• **SUPPLIED RECORDS**

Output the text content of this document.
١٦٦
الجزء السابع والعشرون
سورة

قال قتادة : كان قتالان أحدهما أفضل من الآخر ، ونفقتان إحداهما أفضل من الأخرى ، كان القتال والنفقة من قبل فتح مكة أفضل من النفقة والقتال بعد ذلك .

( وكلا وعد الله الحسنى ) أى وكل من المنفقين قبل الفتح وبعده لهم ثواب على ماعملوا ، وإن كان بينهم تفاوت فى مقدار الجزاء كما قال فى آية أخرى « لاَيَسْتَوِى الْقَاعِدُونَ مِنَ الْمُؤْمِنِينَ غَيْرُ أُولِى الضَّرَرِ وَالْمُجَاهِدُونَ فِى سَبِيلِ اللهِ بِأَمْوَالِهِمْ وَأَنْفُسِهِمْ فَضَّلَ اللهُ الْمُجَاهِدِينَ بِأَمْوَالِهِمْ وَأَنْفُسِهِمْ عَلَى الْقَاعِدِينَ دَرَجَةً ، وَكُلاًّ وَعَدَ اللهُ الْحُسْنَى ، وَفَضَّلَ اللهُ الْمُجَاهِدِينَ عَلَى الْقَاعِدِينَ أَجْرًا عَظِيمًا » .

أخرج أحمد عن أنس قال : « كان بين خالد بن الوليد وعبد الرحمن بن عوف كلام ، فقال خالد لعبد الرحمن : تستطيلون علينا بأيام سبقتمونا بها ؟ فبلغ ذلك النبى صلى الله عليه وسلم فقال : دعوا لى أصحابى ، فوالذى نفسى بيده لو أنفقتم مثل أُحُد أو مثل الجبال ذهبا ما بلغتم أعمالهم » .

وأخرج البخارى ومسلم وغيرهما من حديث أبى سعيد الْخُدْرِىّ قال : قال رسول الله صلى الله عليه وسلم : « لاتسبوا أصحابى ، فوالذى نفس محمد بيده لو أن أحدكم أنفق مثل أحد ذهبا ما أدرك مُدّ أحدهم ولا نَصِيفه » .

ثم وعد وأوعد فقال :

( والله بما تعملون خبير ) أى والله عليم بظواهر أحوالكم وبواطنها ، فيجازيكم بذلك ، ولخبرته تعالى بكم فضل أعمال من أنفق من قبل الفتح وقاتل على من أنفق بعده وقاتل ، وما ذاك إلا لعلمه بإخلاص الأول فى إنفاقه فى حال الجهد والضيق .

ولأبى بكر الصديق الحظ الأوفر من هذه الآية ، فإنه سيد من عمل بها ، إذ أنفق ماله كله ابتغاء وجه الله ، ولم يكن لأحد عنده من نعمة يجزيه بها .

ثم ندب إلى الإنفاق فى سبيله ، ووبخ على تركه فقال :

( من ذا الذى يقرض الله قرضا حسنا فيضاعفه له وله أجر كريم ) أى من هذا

• **TASK OBJECTIVE**
Repeat the records above in full, character for character.

• **SOLUTION BELOW**
Output the text content of this document.
١٦٦
الجزء السابع والعشرون
سورة

قال قتادة : كان قتالان أحدهما أفضل من الآخر ، ونفقتان إحداهما أفضل من الأخرى ، كان القتال والنفقة من قبل فتح مكة أفضل من النفقة والقتال بعد ذلك .

( وكلا وعد الله الحسنى ) أى وكل من المنفقين قبل الفتح وبعده لهم ثواب على ماعملوا ، وإن كان بينهم تفاوت فى مقدار الجزاء كما قال فى آية أخرى « لاَيَسْتَوِى الْقَاعِدُونَ مِنَ الْمُؤْمِنِينَ غَيْرُ أُولِى الضَّرَرِ وَالْمُجَاهِدُونَ فِى سَبِيلِ اللهِ بِأَمْوَالِهِمْ وَأَنْفُسِهِمْ فَضَّلَ اللهُ الْمُجَاهِدِينَ بِأَمْوَالِهِمْ وَأَنْفُسِهِمْ عَلَى الْقَاعِدِينَ دَرَجَةً ، وَكُلاًّ وَعَدَ اللهُ الْحُسْنَى ، وَفَضَّلَ اللهُ الْمُجَاهِدِينَ عَلَى الْقَاعِدِينَ أَجْرًا عَظِيمًا » .

أخرج أحمد عن أنس قال : « كان بين خالد بن الوليد وعبد الرحمن بن عوف كلام ، فقال خالد لعبد الرحمن : تستطيلون علينا بأيام سبقتمونا بها ؟ فبلغ ذلك النبى صلى الله عليه وسلم فقال : دعوا لى أصحابى ، فوالذى نفسى بيده لو أنفقتم مثل أُحُد أو مثل الجبال ذهبا ما بلغتم أعمالهم » .

وأخرج البخارى ومسلم وغيرهما من حديث أبى سعيد الْخُدْرِىّ قال : قال رسول الله صلى الله عليه وسلم : « لاتسبوا أصحابى ، فوالذى نفس محمد بيده لو أن أحدكم أنفق مثل أحد ذهبا ما أدرك مُدّ أحدهم ولا نَصِيفه » .

ثم وعد وأوعد فقال :

( والله بما تعملون خبير ) أى والله عليم بظواهر أحوالكم وبواطنها ، فيجازيكم بذلك ، ولخبرته تعالى بكم فضل أعمال من أنفق من قبل الفتح وقاتل على من أنفق بعده وقاتل ، وما ذاك إلا لعلمه بإخلاص الأول فى إنفاقه فى حال الجهد والضيق .

ولأبى بكر الصديق الحظ الأوفر من هذه الآية ، فإنه سيد من عمل بها ، إذ أنفق ماله كله ابتغاء وجه الله ، ولم يكن لأحد عنده من نعمة يجزيه بها .

ثم ندب إلى الإنفاق فى سبيله ، ووبخ على تركه فقال :

( من ذا الذى يقرض الله قرضا حسنا فيضاعفه له وله أجر كريم ) أى من هذا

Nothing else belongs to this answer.